- Exercise prompt
Search the material for the word "differs" and report each line where it turns up.

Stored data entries
------------------------------------------------

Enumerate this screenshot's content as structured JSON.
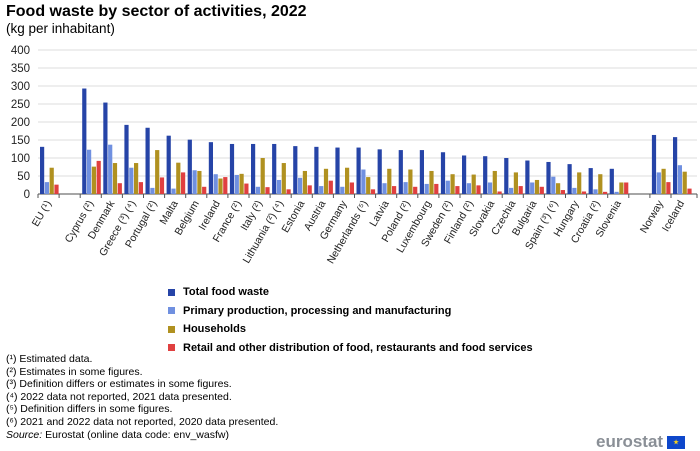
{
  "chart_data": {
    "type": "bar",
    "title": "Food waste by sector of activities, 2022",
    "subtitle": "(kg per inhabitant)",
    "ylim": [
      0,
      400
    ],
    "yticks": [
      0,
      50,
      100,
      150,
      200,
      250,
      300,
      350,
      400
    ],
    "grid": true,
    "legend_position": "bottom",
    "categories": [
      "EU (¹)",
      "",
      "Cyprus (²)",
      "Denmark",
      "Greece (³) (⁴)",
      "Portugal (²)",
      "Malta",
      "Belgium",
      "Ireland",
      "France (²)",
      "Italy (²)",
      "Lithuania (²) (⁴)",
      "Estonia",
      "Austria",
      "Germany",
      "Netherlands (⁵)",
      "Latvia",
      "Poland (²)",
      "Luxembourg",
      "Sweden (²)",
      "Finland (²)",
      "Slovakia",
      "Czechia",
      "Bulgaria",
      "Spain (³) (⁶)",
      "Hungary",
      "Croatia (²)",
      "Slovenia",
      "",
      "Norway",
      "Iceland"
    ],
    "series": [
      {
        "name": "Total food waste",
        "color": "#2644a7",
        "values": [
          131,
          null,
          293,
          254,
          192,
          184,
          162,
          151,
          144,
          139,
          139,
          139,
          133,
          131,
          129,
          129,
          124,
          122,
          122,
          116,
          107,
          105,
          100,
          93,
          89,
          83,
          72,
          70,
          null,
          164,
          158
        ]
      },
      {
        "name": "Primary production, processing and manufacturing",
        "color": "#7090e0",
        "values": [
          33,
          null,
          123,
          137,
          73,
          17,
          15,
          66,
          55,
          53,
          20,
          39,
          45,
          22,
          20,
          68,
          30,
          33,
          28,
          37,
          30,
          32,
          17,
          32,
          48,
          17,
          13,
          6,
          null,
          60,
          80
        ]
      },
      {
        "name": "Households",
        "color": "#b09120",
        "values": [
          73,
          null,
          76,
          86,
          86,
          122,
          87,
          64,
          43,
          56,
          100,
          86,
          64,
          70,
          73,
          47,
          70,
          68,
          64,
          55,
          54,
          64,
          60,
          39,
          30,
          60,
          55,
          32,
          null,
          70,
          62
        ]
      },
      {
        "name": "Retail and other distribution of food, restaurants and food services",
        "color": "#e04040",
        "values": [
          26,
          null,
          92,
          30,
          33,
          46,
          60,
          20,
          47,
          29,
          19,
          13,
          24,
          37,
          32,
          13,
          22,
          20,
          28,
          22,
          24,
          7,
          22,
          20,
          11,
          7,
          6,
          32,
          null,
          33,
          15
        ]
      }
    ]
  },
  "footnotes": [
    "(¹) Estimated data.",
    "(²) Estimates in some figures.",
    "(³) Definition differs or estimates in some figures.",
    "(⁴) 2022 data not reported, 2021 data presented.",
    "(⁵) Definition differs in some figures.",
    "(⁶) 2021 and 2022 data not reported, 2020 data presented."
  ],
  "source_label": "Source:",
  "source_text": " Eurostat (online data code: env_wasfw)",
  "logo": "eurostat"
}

------------------------------------------------

- Result of this task
    "(³) Definition differs or estimates in some figures.",
    "(⁵) Definition differs in some figures.",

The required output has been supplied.